» **Extrait du texte**
- - - - -

Les enfants occupent une place spécifique dans le droit successoral. À l’instar de l’époux ou l’épouse, ils sont au sommet des différentes gradations prévues par le législateur. Cela signifie qu’ils ont droit d’office à une partie du patrimoine du défunt: leur part réservataire.
"Si rien n’a été réglé, les enfants d’une personne célibataire héritent de la totalité de son patrimoine."
Les enfants, quel que soit leur nombre ont ainsi droit, ensemble, à la moitié des avoirs composant la succession. Chacun recevra une part égale. "Si rien n’a été prévu, les enfants recevront même l’intégralité du patrimoine", indique Hilde Van den Keybus, associée du cabinet Monard Law.
Héritage: tout pour les enfants
Même si les parents du défunt isolé sont encore en vie, ou s’il a des frères ou des sœurs, aucun d’entre eux n’entrera donc en considération pour la succession. Les enfants du défunt héritent de tout.
Si les enfants sont mineurs au moment du décès du parent célibataire, un tuteur sera désigné. "En principe, le tuteur est le partenaire survivant, mais en l’absence de partenaire, on cherche un tuteur dans l’environnement familial le plus proche", explique Steven Van Geert, associé chez Bannister Avocats. Dans les cas extrêmes où il n’y a pas de proche, un avocat ou un notaire est désigné. C’est lui qui se chargera de la succession, en concertation avec le juge de paix et avec son autorisation. Et cela jusqu’à ce que l’enfant ait atteint l’âge de la majorité. Il recevra à ce moment-là la part qui lui revient. L’administration de la succession prévoit la conservation du patrimoine dans l’intérêt de l’héritier mineur.
Si l’un des enfants est décédé, le mécanisme de la substitution entre en jeu. "C’est le mécanisme par lequel les enfants héritent à la place de leur parent prédécédé", explique Hilde Van den Keybus. "Ces enfants reçoivent dans ce cas la part qui aurait normalement échu à leur parent prédécéd"».
Quid si vous voulez privilégier un de vos enfants?
Un parent célibataire peut bien entendu prendre des dispositions pour sa succession. Supposons que vous souhaitiez avantager un de vos deux enfants. C’est possible, mais dans le respect des dispositions prévues par le droit successoral. Le législateur considère que l’ensemble de votre patrimoine – que l’on appelle la masse fictive – est composé de deux parties. Une moitié de vos biens est réservée aux héritiers réservataires: votre conjoint (le cas échéant) et de vos enfants. L’autre moitié, c’est la quotité disponible. Comme son nom l’indique, vous pouvez en disposer librement et donc la léguer en tout ou partie à qui bon vous semble. Que ce soit à l’un de vos enfants, à un ami ou à une bonne œuvre.

- - - - -

» **Consignes**
• 1. Dans le texte sur la succession, à quelle part des avoirs les enfants ont-ils droit ensemble, quel que soit leur nombre ?
• 2. Recopiez le passage du texte sur la succession de « Les enfants occupent » à « cabinet Monard Law. » en remplaçant « enfants » par « descendants ».

Annotations des éléments de mise en page:
- - - - -

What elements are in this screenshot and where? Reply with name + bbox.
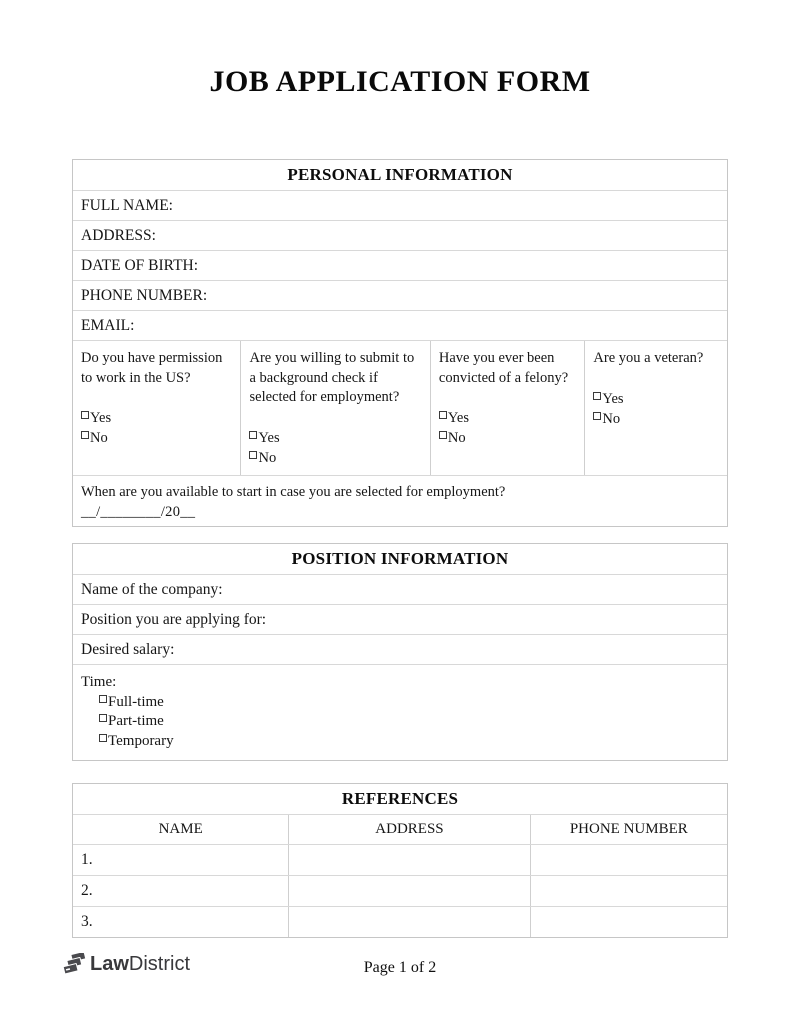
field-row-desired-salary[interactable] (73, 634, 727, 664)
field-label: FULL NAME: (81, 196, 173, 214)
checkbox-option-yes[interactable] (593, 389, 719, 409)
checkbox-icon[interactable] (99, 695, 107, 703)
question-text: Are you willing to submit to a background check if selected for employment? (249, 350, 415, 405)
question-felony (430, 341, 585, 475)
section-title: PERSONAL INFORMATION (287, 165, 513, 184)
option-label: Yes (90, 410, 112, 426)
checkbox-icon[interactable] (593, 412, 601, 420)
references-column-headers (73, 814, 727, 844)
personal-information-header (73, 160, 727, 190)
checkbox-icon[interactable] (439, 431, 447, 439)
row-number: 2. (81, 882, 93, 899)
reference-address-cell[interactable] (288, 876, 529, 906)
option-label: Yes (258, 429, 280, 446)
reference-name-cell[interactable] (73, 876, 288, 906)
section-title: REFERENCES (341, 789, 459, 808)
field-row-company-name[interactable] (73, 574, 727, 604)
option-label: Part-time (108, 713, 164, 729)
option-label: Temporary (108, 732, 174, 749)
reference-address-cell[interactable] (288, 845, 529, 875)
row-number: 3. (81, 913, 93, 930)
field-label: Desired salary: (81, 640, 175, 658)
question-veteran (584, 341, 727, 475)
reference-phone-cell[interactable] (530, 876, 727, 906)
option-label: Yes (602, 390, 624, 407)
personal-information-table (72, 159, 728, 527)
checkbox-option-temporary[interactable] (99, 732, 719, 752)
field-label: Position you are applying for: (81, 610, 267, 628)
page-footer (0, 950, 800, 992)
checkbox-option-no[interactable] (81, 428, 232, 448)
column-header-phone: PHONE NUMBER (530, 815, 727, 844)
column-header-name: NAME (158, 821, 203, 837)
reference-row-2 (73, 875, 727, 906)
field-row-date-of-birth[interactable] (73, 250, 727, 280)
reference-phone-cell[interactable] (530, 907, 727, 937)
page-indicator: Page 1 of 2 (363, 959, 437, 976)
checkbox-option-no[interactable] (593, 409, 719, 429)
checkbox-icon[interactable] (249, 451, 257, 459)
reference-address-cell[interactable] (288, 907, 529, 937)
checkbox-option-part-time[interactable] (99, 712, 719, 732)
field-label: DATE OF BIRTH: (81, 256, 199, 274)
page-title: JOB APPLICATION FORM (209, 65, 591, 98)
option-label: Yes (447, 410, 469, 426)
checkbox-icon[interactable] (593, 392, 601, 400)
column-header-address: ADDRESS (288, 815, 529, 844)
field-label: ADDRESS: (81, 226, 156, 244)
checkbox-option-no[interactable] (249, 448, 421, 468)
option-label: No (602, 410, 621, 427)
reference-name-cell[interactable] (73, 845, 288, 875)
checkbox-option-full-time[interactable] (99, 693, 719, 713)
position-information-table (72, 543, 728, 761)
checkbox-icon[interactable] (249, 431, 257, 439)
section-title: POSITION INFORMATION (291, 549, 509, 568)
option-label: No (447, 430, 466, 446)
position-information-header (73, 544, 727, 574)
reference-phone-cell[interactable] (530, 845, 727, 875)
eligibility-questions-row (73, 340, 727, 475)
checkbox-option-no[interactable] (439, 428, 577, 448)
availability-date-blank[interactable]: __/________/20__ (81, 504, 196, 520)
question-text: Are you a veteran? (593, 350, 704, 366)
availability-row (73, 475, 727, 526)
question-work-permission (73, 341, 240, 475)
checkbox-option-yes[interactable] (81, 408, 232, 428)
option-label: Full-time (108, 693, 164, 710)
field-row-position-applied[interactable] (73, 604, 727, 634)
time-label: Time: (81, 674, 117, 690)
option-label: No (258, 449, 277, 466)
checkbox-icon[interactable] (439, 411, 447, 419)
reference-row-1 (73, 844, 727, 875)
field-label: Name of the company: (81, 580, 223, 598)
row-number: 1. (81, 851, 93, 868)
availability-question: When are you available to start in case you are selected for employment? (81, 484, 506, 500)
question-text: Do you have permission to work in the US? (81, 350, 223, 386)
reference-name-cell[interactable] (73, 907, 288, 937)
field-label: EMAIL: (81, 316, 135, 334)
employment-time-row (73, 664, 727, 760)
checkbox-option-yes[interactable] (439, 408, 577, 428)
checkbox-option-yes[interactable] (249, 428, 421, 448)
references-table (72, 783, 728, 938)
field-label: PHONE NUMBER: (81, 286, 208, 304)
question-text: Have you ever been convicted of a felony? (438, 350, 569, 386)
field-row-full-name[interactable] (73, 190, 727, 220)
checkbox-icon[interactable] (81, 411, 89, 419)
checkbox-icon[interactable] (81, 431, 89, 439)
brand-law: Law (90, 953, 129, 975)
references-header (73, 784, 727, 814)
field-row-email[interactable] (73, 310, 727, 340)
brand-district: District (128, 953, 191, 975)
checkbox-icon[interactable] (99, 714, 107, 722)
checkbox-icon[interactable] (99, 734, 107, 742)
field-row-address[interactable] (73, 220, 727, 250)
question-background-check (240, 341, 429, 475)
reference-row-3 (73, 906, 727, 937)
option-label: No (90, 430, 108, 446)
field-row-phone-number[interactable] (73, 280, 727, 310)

- - - - -

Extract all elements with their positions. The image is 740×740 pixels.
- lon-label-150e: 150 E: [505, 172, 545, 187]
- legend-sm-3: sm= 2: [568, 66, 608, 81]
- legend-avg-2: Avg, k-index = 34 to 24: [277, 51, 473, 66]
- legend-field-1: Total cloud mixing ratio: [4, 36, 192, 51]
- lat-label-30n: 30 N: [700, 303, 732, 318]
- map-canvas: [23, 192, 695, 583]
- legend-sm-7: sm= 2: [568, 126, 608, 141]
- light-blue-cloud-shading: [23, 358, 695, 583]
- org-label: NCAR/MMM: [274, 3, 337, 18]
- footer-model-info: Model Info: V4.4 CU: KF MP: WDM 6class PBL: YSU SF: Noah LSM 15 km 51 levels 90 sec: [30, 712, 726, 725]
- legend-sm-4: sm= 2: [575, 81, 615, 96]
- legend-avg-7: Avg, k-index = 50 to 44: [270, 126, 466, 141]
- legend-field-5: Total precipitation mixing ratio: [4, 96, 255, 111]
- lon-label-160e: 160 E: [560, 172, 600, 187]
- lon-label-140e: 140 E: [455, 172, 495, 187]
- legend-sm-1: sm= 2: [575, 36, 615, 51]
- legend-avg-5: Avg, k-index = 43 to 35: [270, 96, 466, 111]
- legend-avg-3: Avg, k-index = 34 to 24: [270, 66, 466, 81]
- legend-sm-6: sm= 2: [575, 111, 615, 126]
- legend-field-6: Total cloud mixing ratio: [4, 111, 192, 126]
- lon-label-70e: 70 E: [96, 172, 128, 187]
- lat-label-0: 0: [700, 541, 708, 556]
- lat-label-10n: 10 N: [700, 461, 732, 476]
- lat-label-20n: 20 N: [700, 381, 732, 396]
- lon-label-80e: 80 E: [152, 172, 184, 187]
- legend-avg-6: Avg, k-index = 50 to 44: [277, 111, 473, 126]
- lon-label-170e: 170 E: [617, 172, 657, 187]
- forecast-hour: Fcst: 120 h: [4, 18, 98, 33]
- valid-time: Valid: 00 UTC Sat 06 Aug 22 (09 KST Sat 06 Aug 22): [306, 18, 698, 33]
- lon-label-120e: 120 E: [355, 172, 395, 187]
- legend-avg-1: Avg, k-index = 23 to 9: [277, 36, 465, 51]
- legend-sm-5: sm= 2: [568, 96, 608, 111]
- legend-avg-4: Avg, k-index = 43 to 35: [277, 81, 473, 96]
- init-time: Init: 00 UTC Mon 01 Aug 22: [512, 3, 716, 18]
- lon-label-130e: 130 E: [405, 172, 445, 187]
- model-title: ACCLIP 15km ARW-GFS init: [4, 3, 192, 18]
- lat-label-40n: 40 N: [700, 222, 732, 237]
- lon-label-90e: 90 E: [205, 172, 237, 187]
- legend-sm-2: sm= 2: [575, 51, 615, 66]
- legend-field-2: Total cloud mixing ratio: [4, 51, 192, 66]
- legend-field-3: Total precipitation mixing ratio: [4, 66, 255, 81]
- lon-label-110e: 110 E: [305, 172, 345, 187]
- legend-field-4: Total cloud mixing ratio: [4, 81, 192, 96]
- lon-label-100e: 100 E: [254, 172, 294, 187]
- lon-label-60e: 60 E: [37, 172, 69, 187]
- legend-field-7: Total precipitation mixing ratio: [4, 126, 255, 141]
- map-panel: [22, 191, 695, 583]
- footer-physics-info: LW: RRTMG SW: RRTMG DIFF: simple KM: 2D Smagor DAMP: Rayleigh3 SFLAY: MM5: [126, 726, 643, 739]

- - - - -

» **Réponses par consigne**
• 1. À la moitié des avoirs composant la succession.

• 2.
Les descendants occupent une place spécifique dans le droit successoral. À l’instar de l’époux ou l’épouse, ils sont au sommet des différentes gradations prévues par le législateur. Cela signifie qu’ils ont droit d’office à une partie du patrimoine du défunt: leur part réservataire.
"Si rien n’a été réglé, les descendants d’une personne célibataire héritent de la totalité de son patrimoine."
Les descendants, quel que soit leur nombre ont ainsi droit, ensemble, à la moitié des avoirs composant la succession. Chacun recevra une part égale. "Si rien n’a été prévu, les descendants recevront même l’intégralité du patrimoine", indique Hilde Van den Keybus, associée du cabinet Monard Law.